» MATERIAL TO PROCESS
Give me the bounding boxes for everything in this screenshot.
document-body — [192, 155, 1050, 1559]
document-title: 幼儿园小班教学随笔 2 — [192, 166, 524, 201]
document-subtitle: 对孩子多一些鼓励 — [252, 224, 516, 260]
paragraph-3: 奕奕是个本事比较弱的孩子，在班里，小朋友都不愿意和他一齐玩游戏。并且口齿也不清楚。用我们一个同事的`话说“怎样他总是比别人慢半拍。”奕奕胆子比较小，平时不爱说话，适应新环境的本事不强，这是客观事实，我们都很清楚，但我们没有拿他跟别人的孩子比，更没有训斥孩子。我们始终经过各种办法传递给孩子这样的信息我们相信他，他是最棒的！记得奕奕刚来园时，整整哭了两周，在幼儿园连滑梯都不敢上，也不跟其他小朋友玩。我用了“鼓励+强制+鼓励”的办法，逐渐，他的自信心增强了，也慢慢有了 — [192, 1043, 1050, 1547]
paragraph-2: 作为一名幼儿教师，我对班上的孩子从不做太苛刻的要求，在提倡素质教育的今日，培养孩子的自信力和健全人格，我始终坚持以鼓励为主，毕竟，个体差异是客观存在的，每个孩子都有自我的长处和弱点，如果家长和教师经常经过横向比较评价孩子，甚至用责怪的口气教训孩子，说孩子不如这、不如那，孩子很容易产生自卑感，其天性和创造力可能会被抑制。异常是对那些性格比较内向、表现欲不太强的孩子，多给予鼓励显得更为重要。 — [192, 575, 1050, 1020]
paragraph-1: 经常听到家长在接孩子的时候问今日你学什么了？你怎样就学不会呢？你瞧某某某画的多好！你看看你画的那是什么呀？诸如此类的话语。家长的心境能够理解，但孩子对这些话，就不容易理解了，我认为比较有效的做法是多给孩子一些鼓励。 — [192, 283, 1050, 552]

» REQUIRED TASK
Extract every line of the item above and reproduce each one without any change, in the same order.

» FINAL ANSWER
Give me the bounding boxes for everything in this screenshot.
document-body — [192, 155, 1050, 1559]
document-title: 幼儿园小班教学随笔 2 — [192, 166, 524, 201]
document-subtitle: 对孩子多一些鼓励 — [252, 224, 516, 260]
paragraph-3: 奕奕是个本事比较弱的孩子，在班里，小朋友都不愿意和他一齐玩游戏。并且口齿也不清楚。用我们一个同事的`话说“怎样他总是比别人慢半拍。”奕奕胆子比较小，平时不爱说话，适应新环境的本事不强，这是客观事实，我们都很清楚，但我们没有拿他跟别人的孩子比，更没有训斥孩子。我们始终经过各种办法传递给孩子这样的信息我们相信他，他是最棒的！记得奕奕刚来园时，整整哭了两周，在幼儿园连滑梯都不敢上，也不跟其他小朋友玩。我用了“鼓励+强制+鼓励”的办法，逐渐，他的自信心增强了，也慢慢有了 — [192, 1043, 1050, 1547]
paragraph-2: 作为一名幼儿教师，我对班上的孩子从不做太苛刻的要求，在提倡素质教育的今日，培养孩子的自信力和健全人格，我始终坚持以鼓励为主，毕竟，个体差异是客观存在的，每个孩子都有自我的长处和弱点，如果家长和教师经常经过横向比较评价孩子，甚至用责怪的口气教训孩子，说孩子不如这、不如那，孩子很容易产生自卑感，其天性和创造力可能会被抑制。异常是对那些性格比较内向、表现欲不太强的孩子，多给予鼓励显得更为重要。 — [192, 575, 1050, 1020]
paragraph-1: 经常听到家长在接孩子的时候问今日你学什么了？你怎样就学不会呢？你瞧某某某画的多好！你看看你画的那是什么呀？诸如此类的话语。家长的心境能够理解，但孩子对这些话，就不容易理解了，我认为比较有效的做法是多给孩子一些鼓励。 — [192, 283, 1050, 552]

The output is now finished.